[Stored data entries]
(begin)
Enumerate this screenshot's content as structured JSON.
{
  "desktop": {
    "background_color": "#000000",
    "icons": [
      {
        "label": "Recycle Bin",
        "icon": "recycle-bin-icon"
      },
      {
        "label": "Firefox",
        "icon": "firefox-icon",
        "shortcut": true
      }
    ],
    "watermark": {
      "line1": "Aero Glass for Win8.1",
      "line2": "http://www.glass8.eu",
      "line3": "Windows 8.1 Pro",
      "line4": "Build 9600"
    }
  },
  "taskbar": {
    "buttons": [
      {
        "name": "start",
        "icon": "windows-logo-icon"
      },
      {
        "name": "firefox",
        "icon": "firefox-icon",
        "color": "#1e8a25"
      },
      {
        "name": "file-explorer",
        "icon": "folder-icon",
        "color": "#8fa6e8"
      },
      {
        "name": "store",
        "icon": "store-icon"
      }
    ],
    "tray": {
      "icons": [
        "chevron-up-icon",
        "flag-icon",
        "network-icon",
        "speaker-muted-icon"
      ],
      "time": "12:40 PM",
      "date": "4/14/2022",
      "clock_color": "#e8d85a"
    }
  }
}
(end)
### Aim:
Print the material verbatim, all of it.

### Expected output:
Enumerate this screenshot's content as structured JSON.
{
  "desktop": {
    "background_color": "#000000",
    "icons": [
      {
        "label": "Recycle Bin",
        "icon": "recycle-bin-icon"
      },
      {
        "label": "Firefox",
        "icon": "firefox-icon",
        "shortcut": true
      }
    ],
    "watermark": {
      "line1": "Aero Glass for Win8.1",
      "line2": "http://www.glass8.eu",
      "line3": "Windows 8.1 Pro",
      "line4": "Build 9600"
    }
  },
  "taskbar": {
    "buttons": [
      {
        "name": "start",
        "icon": "windows-logo-icon"
      },
      {
        "name": "firefox",
        "icon": "firefox-icon",
        "color": "#1e8a25"
      },
      {
        "name": "file-explorer",
        "icon": "folder-icon",
        "color": "#8fa6e8"
      },
      {
        "name": "store",
        "icon": "store-icon"
      }
    ],
    "tray": {
      "icons": [
        "chevron-up-icon",
        "flag-icon",
        "network-icon",
        "speaker-muted-icon"
      ],
      "time": "12:40 PM",
      "date": "4/14/2022",
      "clock_color": "#e8d85a"
    }
  }
}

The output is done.